Objective: Copy out the records precisely, omitting pictures.

----

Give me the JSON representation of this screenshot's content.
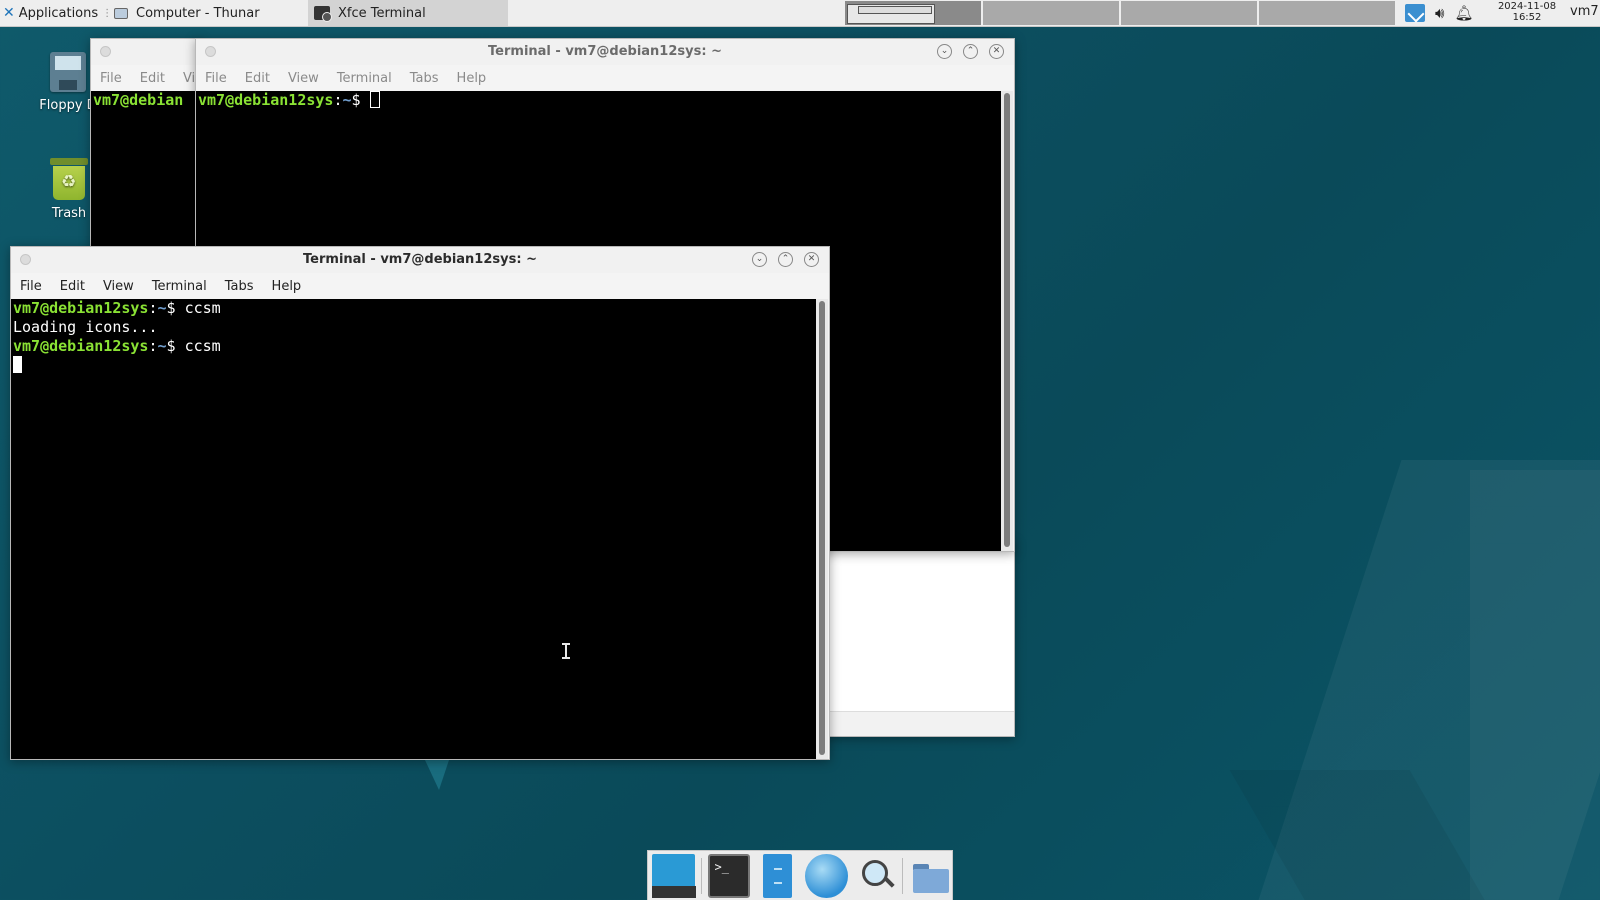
{
  "panel": {
    "applications_label": "Applications",
    "tasks": [
      {
        "label": "Computer - Thunar"
      },
      {
        "label": "Xfce Terminal"
      }
    ],
    "clock_date": "2024-11-08",
    "clock_time": "16:52",
    "user": "vm7"
  },
  "desktop": {
    "icons": [
      {
        "label": "Floppy D"
      },
      {
        "label": "Trash"
      }
    ]
  },
  "back_window_left": {
    "menu": [
      "File",
      "Edit",
      "Vi"
    ],
    "prompt_user": "vm7@debian"
  },
  "back_terminal": {
    "title": "Terminal - vm7@debian12sys: ~",
    "menu": [
      "File",
      "Edit",
      "View",
      "Terminal",
      "Tabs",
      "Help"
    ],
    "prompt_user": "vm7@debian12sys",
    "prompt_sep": ":",
    "prompt_dir": "~",
    "prompt_sym": "$ "
  },
  "front_terminal": {
    "title": "Terminal - vm7@debian12sys: ~",
    "menu": [
      "File",
      "Edit",
      "View",
      "Terminal",
      "Tabs",
      "Help"
    ],
    "lines": [
      {
        "user": "vm7@debian12sys",
        "sep": ":",
        "dir": "~",
        "sym": "$ ",
        "cmd": "ccsm"
      },
      {
        "output": "Loading icons..."
      },
      {
        "user": "vm7@debian12sys",
        "sep": ":",
        "dir": "~",
        "sym": "$ ",
        "cmd": "ccsm"
      }
    ]
  },
  "dock": {
    "items": [
      "show-desktop",
      "terminal",
      "file-manager",
      "web-browser",
      "app-finder",
      "folder"
    ]
  }
}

----

Result of the exercise:
Give me the JSON representation of this screenshot's content.
{
  "panel": {
    "applications_label": "Applications",
    "tasks": [
      {
        "label": "Computer - Thunar"
      },
      {
        "label": "Xfce Terminal"
      }
    ],
    "clock_date": "2024-11-08",
    "clock_time": "16:52",
    "user": "vm7"
  },
  "desktop": {
    "icons": [
      {
        "label": "Floppy D"
      },
      {
        "label": "Trash"
      }
    ]
  },
  "back_window_left": {
    "menu": [
      "File",
      "Edit",
      "Vi"
    ],
    "prompt_user": "vm7@debian"
  },
  "back_terminal": {
    "title": "Terminal - vm7@debian12sys: ~",
    "menu": [
      "File",
      "Edit",
      "View",
      "Terminal",
      "Tabs",
      "Help"
    ],
    "prompt_user": "vm7@debian12sys",
    "prompt_sep": ":",
    "prompt_dir": "~",
    "prompt_sym": "$ "
  },
  "front_terminal": {
    "title": "Terminal - vm7@debian12sys: ~",
    "menu": [
      "File",
      "Edit",
      "View",
      "Terminal",
      "Tabs",
      "Help"
    ],
    "lines": [
      {
        "user": "vm7@debian12sys",
        "sep": ":",
        "dir": "~",
        "sym": "$ ",
        "cmd": "ccsm"
      },
      {
        "output": "Loading icons..."
      },
      {
        "user": "vm7@debian12sys",
        "sep": ":",
        "dir": "~",
        "sym": "$ ",
        "cmd": "ccsm"
      }
    ]
  },
  "dock": {
    "items": [
      "show-desktop",
      "terminal",
      "file-manager",
      "web-browser",
      "app-finder",
      "folder"
    ]
  }
}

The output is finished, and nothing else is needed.